Begin Given information

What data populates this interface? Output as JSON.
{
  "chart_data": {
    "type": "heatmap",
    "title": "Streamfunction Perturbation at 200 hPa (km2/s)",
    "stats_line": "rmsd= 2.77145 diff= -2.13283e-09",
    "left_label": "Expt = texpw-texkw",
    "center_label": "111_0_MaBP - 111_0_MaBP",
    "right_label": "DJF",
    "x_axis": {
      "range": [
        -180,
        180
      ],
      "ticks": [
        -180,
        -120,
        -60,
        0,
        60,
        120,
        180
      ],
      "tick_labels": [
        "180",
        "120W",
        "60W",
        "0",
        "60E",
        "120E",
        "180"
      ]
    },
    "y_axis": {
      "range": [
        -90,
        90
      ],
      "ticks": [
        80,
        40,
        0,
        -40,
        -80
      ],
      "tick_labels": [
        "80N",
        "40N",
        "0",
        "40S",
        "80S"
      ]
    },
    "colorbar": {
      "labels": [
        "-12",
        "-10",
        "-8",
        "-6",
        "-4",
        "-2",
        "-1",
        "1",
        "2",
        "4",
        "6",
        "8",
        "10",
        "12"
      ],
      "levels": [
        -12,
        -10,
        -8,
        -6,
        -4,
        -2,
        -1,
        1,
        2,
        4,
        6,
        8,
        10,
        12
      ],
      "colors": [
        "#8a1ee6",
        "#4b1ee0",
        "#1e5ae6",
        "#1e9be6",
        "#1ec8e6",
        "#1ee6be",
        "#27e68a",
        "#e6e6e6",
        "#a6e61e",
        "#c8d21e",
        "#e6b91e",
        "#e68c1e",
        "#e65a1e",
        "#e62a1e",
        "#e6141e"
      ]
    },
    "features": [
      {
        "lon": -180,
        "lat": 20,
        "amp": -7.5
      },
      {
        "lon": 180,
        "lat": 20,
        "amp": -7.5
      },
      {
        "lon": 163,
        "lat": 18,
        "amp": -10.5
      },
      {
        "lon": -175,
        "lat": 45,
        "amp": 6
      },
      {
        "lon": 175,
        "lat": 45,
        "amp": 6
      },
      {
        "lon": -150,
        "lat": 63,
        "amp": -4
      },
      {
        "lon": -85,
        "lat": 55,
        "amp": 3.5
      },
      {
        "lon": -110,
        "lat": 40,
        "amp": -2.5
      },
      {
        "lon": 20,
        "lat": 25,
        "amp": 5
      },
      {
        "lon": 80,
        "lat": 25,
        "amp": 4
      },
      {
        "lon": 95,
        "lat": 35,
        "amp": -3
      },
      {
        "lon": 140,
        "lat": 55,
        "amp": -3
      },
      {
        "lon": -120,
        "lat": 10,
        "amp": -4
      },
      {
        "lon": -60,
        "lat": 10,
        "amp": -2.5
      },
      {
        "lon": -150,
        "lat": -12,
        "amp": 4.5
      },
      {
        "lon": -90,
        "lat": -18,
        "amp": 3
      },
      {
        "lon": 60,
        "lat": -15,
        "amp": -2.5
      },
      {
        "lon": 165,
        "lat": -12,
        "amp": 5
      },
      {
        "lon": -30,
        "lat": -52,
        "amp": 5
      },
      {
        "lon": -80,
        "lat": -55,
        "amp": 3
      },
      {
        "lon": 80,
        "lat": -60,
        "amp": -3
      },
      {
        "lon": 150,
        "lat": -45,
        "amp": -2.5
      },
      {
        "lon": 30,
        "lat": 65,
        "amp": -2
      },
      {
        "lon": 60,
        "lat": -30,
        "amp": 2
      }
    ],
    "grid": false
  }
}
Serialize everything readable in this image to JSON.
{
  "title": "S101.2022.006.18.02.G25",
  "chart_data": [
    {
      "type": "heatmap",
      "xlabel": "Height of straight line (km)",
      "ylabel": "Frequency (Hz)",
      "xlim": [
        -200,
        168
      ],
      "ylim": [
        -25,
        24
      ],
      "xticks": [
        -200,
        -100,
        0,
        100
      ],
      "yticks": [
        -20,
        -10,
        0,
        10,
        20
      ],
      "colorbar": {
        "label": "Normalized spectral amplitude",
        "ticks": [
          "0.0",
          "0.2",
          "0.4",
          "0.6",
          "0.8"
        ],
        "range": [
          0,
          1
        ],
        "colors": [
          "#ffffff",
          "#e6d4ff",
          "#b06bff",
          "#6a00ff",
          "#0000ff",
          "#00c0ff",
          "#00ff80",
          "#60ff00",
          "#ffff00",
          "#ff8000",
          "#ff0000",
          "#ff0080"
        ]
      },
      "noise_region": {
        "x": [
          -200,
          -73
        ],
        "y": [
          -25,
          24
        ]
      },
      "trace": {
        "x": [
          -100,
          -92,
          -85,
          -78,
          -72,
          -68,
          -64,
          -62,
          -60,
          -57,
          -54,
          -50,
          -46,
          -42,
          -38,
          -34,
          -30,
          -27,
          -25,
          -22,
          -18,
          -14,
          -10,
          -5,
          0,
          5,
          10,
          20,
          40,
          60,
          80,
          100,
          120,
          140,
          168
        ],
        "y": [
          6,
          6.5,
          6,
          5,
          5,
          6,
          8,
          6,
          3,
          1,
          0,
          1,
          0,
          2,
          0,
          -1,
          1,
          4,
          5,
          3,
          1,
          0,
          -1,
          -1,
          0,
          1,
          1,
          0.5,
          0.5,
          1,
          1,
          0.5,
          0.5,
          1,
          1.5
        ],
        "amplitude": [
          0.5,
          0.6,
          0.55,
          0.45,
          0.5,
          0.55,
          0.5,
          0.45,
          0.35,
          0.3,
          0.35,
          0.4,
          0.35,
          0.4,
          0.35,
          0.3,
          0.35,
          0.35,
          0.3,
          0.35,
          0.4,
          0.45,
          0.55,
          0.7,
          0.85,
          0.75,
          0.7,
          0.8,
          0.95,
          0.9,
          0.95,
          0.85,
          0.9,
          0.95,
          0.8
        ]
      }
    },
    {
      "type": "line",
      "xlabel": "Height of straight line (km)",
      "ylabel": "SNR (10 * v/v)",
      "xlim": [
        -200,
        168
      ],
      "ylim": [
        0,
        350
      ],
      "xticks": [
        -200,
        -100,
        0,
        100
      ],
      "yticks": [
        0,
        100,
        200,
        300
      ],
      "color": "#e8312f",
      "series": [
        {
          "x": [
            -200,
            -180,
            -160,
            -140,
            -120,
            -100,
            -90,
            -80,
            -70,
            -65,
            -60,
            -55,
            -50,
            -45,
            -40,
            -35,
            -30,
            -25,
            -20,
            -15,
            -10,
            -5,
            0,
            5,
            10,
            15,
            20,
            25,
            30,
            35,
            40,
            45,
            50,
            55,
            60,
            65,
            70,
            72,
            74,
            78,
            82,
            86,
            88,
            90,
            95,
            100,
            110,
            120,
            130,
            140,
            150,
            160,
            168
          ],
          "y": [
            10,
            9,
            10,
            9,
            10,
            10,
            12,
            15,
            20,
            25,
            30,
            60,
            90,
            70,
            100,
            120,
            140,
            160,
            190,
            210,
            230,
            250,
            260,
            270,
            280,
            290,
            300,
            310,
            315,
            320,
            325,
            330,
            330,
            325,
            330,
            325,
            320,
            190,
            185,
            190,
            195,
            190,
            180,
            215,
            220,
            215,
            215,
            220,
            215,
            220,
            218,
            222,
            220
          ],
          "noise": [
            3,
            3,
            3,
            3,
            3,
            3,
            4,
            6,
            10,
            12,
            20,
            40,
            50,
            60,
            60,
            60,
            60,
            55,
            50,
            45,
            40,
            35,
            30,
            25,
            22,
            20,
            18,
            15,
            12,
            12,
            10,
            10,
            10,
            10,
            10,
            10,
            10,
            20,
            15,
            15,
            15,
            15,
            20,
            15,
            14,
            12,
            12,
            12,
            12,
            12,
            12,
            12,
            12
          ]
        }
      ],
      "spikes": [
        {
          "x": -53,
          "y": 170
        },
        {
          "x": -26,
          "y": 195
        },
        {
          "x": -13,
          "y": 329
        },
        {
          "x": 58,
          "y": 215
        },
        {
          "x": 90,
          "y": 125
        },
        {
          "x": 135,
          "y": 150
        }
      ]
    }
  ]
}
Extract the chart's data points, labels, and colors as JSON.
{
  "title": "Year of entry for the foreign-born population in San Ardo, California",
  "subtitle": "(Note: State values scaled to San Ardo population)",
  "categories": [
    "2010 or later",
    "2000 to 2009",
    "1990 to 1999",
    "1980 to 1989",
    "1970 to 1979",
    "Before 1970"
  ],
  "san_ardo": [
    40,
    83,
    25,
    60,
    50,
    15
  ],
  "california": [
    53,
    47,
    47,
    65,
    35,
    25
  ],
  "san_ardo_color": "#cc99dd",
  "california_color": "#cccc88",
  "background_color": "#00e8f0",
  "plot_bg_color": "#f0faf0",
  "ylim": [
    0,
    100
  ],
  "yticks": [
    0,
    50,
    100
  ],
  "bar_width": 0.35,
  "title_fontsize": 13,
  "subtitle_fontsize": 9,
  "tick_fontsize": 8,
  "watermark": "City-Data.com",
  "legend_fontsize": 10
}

End Given information

Gather each line holding the string "colors".

      "colors": [
        "colors": [
Extract the chart's data points, labels, and colors as JSON.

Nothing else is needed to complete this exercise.